■ DESCRIPTION OF THE TASK
List all lines of the data containing the word "szklanka".

■ MATERIAL SUPPLIED
..........

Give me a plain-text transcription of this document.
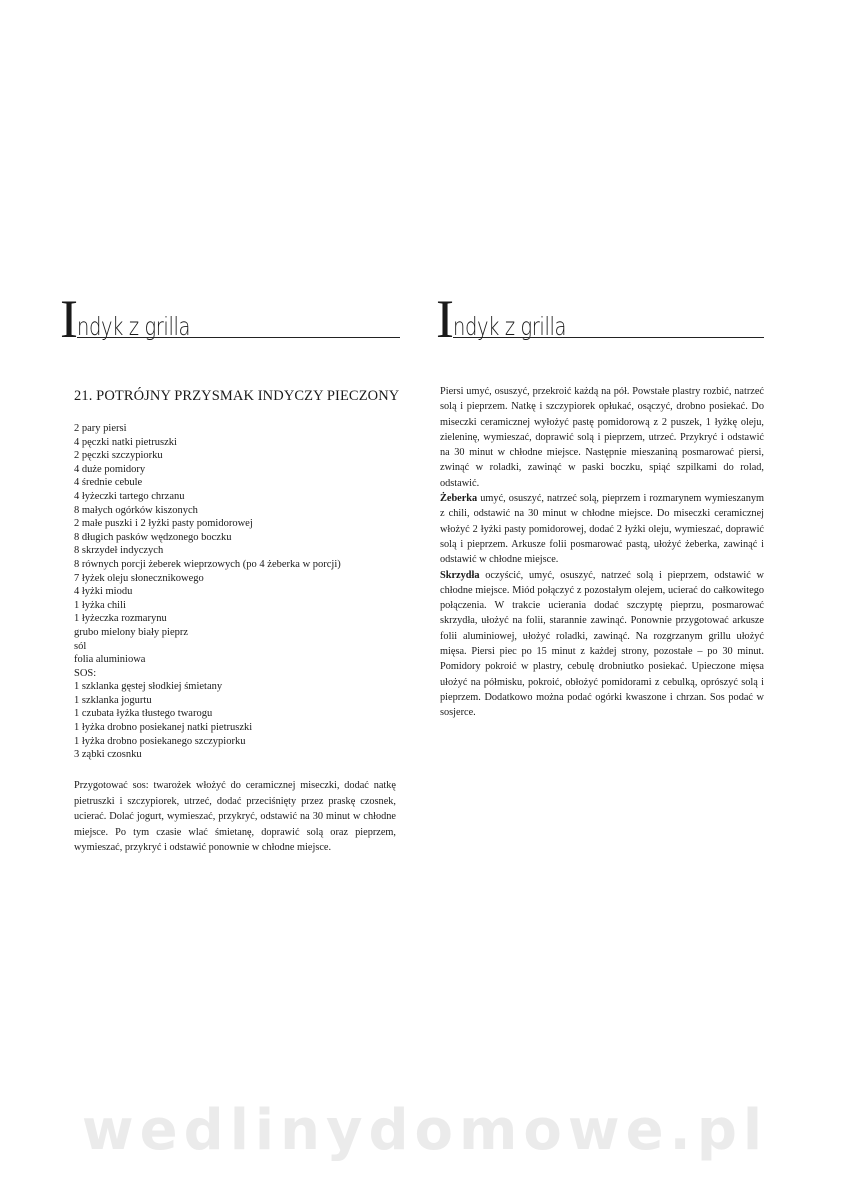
I ndyk z grilla
21. POTRÓJNY PRZYSMAK INDYCZY PIECZONY
2 pary piersi
4 pęczki natki pietruszki
2 pęczki szczypiorku
4 duże pomidory
4 średnie cebule
4 łyżeczki tartego chrzanu
8 małych ogórków kiszonych
2 małe puszki i 2 łyżki pasty pomidorowej
8 długich pasków wędzonego boczku
8 skrzydeł indyczych
8 równych porcji żeberek wieprzowych (po 4 żeberka w porcji)
7 łyżek oleju słonecznikowego
4 łyżki miodu
1 łyżka chili
1 łyżeczka rozmarynu
grubo mielony biały pieprz
sól
folia aluminiowa
SOS:
1 szklanka gęstej słodkiej śmietany
1 szklanka jogurtu
1 czubata łyżka tłustego twarogu
1 łyżka drobno posiekanej natki pietruszki
1 łyżka drobno posiekanego szczypiorku
3 ząbki czosnku

Przygotować sos: twarożek włożyć do ceramicznej miseczki, dodać natkę pietruszki i szczypiorek, utrzeć, dodać przeciśnięty przez praskę czosnek, ucierać. Dolać jogurt, wymieszać, przykryć, odstawić na 30 minut w chłodne miejsce. Po tym czasie wlać śmietanę, doprawić solą oraz pieprzem, wymieszać, przykryć i odstawić ponownie w chłodne miejsce.

I ndyk z grilla

Piersi umyć, osuszyć, przekroić każdą na pół. Powstałe plastry rozbić, natrzeć solą i pieprzem. Natkę i szczypiorek opłukać, osączyć, drobno posiekać. Do miseczki ceramicznej wyłożyć pastę pomidorową z 2 puszek, 1 łyżkę oleju, zieleninę, wymieszać, doprawić solą i pieprzem, utrzeć. Przykryć i odstawić na 30 minut w chłodne miejsce. Następnie mieszaniną posmarować piersi, zwinąć w roladki, zawinąć w paski boczku, spiąć szpilkami do rolad, odstawić.
Żeberka umyć, osuszyć, natrzeć solą, pieprzem i rozmarynem wymieszanym z chili, odstawić na 30 minut w chłodne miejsce. Do miseczki ceramicznej włożyć 2 łyżki pasty pomidorowej, dodać 2 łyżki oleju, wymieszać, doprawić solą i pieprzem. Arkusze folii posmarować pastą, ułożyć żeberka, zawinąć i odstawić w chłodne miejsce.
Skrzydła oczyścić, umyć, osuszyć, natrzeć solą i pieprzem, odstawić w chłodne miejsce. Miód połączyć z pozostałym olejem, ucierać do całkowitego połączenia. W trakcie ucierania dodać szczyptę pieprzu, posmarować skrzydła, ułożyć na folii, starannie zawinąć. Ponownie przygotować arkusze folii aluminiowej, ułożyć roladki, zawinąć. Na rozgrzanym grillu ułożyć mięsa. Piersi piec po 15 minut z każdej strony, pozostałe – po 30 minut. Pomidory pokroić w plastry, cebulę drobniutko posiekać. Upieczone mięsa ułożyć na półmisku, pokroić, obłożyć pomidorami z cebulką, oprószyć solą i pieprzem. Dodatkowo można podać ogórki kwaszone i chrzan. Sos podać w sosjerce.

wedlinydomowe.pl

..........

■ EXERCISE RESULT
1 szklanka gęstej słodkiej śmietany
1 szklanka jogurtu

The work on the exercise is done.